* REQUIRED WORK: Copy the listing below word for word, from its first line through the line that contains "flight-header: Flight Modify", including both.
——————
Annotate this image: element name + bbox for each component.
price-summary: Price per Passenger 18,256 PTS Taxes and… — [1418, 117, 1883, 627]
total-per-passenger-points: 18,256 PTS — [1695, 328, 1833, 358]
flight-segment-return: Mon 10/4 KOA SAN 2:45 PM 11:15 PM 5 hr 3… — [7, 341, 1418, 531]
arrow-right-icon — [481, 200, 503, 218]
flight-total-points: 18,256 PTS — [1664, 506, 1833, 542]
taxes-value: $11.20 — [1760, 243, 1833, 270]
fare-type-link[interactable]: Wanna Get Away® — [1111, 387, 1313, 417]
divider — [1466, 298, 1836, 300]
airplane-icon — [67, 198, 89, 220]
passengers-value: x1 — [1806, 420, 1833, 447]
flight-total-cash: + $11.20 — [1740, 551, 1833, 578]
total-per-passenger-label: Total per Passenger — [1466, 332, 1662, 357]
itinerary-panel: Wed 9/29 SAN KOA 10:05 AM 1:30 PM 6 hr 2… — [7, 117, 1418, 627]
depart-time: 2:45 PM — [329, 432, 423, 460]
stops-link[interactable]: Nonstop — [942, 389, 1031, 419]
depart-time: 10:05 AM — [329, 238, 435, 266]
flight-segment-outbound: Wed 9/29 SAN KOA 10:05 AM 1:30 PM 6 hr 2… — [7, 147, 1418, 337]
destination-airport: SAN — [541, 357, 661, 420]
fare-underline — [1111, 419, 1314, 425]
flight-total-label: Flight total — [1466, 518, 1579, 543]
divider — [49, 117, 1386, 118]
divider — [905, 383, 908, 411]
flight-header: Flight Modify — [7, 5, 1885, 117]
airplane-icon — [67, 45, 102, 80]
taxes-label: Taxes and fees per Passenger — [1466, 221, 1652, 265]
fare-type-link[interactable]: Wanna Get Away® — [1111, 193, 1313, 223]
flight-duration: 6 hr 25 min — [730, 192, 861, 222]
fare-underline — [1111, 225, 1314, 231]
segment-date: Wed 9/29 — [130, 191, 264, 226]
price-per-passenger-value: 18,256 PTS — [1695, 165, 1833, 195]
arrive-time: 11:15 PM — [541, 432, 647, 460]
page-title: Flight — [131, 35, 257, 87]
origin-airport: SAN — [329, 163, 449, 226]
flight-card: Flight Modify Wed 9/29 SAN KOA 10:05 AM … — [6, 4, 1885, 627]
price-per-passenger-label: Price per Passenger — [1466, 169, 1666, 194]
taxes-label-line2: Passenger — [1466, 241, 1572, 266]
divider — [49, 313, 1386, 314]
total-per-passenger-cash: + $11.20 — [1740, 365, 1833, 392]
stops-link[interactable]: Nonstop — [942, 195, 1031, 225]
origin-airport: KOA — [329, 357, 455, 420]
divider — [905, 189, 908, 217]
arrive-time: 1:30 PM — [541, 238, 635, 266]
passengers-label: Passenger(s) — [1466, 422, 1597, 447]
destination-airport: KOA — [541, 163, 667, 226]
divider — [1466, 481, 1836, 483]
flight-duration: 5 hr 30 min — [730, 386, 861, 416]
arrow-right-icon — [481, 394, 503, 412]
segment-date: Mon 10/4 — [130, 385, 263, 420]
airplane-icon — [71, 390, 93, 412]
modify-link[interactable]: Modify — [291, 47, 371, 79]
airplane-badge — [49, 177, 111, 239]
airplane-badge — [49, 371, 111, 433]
——————
* RESPONSE BELOW:
Annotate this image: element name + bbox for each component.
price-summary: Price per Passenger 18,256 PTS Taxes and… — [1418, 117, 1883, 627]
total-per-passenger-points: 18,256 PTS — [1695, 328, 1833, 358]
flight-segment-return: Mon 10/4 KOA SAN 2:45 PM 11:15 PM 5 hr 3… — [7, 341, 1418, 531]
arrow-right-icon — [481, 200, 503, 218]
flight-total-points: 18,256 PTS — [1664, 506, 1833, 542]
taxes-value: $11.20 — [1760, 243, 1833, 270]
fare-type-link[interactable]: Wanna Get Away® — [1111, 387, 1313, 417]
divider — [1466, 298, 1836, 300]
airplane-icon — [67, 198, 89, 220]
passengers-value: x1 — [1806, 420, 1833, 447]
flight-total-cash: + $11.20 — [1740, 551, 1833, 578]
total-per-passenger-label: Total per Passenger — [1466, 332, 1662, 357]
itinerary-panel: Wed 9/29 SAN KOA 10:05 AM 1:30 PM 6 hr 2… — [7, 117, 1418, 627]
depart-time: 2:45 PM — [329, 432, 423, 460]
stops-link[interactable]: Nonstop — [942, 389, 1031, 419]
depart-time: 10:05 AM — [329, 238, 435, 266]
flight-segment-outbound: Wed 9/29 SAN KOA 10:05 AM 1:30 PM 6 hr 2… — [7, 147, 1418, 337]
destination-airport: SAN — [541, 357, 661, 420]
fare-underline — [1111, 419, 1314, 425]
flight-total-label: Flight total — [1466, 518, 1579, 543]
divider — [49, 117, 1386, 118]
divider — [905, 383, 908, 411]
flight-header: Flight Modify — [7, 5, 1885, 117]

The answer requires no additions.